# PROBLEM DETAILS
Work out the number of lines containing "ylabel". Answer with nothing but that number.

# RECORDS SHOWN
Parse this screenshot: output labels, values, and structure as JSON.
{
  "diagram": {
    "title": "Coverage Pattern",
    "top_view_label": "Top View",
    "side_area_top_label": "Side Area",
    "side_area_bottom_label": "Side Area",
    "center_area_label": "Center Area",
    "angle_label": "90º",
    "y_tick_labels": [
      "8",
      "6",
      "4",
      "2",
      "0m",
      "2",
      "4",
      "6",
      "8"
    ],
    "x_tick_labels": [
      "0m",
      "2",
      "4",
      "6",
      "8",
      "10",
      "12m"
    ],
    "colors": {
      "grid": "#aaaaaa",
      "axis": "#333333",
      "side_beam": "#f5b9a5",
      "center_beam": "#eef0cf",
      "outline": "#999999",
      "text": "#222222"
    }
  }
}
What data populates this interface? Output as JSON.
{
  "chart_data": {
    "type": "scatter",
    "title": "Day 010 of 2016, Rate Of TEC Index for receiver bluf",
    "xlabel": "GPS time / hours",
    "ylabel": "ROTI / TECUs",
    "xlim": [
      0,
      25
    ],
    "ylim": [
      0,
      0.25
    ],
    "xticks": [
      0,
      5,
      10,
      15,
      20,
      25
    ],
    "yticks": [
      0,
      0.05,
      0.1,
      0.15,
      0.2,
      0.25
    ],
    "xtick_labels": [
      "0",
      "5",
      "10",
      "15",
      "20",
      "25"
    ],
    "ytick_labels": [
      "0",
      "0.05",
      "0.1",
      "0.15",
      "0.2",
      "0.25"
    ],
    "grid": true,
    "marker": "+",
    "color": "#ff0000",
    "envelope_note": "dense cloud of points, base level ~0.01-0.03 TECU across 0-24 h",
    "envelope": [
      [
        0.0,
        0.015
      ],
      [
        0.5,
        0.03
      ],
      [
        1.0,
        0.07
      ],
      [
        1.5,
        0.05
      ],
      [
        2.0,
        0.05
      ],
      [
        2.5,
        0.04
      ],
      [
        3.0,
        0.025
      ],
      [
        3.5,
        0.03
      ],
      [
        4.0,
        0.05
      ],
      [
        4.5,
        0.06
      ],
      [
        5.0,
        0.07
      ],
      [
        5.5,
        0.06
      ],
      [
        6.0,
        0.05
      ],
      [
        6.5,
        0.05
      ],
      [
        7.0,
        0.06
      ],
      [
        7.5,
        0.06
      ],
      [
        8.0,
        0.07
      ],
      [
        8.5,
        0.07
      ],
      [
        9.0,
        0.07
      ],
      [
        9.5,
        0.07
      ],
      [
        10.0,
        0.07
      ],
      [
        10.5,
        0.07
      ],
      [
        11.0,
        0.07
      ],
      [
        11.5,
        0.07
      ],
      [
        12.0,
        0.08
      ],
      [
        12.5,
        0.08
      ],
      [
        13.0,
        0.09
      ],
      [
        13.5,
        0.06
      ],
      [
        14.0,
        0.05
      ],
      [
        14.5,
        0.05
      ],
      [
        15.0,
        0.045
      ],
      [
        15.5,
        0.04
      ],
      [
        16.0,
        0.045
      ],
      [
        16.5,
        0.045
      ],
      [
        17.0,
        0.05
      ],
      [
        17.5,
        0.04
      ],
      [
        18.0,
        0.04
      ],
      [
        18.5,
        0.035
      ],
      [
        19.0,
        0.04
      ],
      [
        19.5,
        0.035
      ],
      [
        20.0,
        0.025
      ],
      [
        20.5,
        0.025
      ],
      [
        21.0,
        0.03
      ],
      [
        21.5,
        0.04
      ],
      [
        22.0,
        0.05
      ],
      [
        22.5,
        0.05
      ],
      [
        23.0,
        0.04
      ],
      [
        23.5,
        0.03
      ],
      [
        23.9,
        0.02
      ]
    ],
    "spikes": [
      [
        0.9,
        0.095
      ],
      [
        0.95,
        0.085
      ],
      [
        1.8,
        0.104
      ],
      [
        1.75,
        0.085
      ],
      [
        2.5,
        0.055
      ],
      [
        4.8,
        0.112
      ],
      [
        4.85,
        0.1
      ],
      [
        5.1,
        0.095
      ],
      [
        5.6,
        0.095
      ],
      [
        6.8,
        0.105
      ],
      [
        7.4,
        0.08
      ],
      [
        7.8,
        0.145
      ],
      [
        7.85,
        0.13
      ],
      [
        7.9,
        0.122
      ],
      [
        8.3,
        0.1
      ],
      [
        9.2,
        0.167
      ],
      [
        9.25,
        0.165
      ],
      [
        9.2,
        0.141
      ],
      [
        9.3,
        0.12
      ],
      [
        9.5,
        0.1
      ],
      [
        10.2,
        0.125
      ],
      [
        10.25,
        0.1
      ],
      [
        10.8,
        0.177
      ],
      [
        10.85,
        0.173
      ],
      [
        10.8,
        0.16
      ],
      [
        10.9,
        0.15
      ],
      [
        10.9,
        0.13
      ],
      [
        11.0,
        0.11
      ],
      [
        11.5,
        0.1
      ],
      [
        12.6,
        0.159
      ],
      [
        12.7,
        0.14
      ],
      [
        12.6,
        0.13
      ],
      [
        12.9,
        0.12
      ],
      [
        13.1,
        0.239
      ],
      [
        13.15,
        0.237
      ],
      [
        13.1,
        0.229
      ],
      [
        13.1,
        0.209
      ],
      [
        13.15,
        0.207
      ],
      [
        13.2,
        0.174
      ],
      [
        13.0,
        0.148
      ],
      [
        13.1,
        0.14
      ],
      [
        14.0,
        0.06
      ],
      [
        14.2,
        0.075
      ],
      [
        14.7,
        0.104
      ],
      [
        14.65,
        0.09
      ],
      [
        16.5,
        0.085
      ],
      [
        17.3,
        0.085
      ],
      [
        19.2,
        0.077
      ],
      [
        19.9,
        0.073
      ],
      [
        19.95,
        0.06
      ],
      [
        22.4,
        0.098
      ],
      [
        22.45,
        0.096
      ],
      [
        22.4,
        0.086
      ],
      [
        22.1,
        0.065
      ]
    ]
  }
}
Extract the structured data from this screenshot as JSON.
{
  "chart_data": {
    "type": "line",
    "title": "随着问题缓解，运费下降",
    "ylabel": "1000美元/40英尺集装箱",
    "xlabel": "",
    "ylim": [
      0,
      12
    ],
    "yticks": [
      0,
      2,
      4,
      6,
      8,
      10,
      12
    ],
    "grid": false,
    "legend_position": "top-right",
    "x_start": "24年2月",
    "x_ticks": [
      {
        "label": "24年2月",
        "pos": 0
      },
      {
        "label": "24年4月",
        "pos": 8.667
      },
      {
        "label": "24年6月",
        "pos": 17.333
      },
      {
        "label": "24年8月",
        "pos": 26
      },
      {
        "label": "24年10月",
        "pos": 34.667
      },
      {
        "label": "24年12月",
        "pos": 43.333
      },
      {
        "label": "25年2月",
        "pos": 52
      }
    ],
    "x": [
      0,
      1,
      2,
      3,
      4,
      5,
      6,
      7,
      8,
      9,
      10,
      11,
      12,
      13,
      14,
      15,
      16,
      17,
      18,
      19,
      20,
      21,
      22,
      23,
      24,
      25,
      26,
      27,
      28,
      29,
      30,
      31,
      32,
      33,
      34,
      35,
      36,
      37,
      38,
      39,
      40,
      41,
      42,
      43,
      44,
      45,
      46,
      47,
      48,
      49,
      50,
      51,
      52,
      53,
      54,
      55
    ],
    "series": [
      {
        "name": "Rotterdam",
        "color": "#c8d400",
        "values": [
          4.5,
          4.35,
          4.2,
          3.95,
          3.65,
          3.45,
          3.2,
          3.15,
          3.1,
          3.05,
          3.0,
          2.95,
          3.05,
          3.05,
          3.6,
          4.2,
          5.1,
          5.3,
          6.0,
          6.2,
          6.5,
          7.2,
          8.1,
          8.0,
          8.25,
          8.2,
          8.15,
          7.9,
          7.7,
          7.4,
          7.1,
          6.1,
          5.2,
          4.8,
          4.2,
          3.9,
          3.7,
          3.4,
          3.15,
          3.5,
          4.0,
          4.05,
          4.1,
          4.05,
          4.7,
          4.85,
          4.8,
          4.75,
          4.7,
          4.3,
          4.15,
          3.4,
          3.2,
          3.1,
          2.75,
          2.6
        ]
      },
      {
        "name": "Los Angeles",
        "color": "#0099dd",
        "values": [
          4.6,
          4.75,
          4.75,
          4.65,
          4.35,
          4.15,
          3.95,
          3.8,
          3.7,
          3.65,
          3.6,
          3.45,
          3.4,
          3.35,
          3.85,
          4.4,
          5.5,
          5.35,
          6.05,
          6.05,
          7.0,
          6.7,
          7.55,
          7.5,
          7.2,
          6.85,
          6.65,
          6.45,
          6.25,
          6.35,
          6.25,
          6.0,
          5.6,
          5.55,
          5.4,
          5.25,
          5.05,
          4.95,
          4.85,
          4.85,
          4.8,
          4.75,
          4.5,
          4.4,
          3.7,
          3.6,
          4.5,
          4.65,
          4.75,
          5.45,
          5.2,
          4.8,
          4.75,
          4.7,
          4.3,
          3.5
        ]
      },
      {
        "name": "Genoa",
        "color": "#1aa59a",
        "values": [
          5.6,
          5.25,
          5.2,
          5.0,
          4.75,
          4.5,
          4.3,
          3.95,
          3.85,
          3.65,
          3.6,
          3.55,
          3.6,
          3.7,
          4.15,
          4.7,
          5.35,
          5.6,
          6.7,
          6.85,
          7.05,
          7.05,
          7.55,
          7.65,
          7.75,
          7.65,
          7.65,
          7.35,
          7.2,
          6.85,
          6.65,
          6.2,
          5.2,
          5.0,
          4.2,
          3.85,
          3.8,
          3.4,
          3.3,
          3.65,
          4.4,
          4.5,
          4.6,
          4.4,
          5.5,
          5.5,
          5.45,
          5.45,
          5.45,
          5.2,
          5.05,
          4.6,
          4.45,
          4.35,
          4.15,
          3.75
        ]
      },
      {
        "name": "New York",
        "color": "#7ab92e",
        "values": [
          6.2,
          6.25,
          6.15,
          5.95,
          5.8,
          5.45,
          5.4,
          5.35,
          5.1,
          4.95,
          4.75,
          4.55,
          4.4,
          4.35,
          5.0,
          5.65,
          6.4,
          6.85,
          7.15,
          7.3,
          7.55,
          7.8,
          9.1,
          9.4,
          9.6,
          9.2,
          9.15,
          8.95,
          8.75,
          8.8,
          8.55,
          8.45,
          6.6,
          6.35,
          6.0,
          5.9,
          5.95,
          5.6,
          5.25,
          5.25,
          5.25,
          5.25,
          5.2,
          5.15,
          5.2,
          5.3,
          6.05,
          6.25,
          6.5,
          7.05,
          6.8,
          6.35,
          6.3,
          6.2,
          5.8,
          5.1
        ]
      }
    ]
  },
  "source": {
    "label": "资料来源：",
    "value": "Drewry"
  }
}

# THE REPLY
2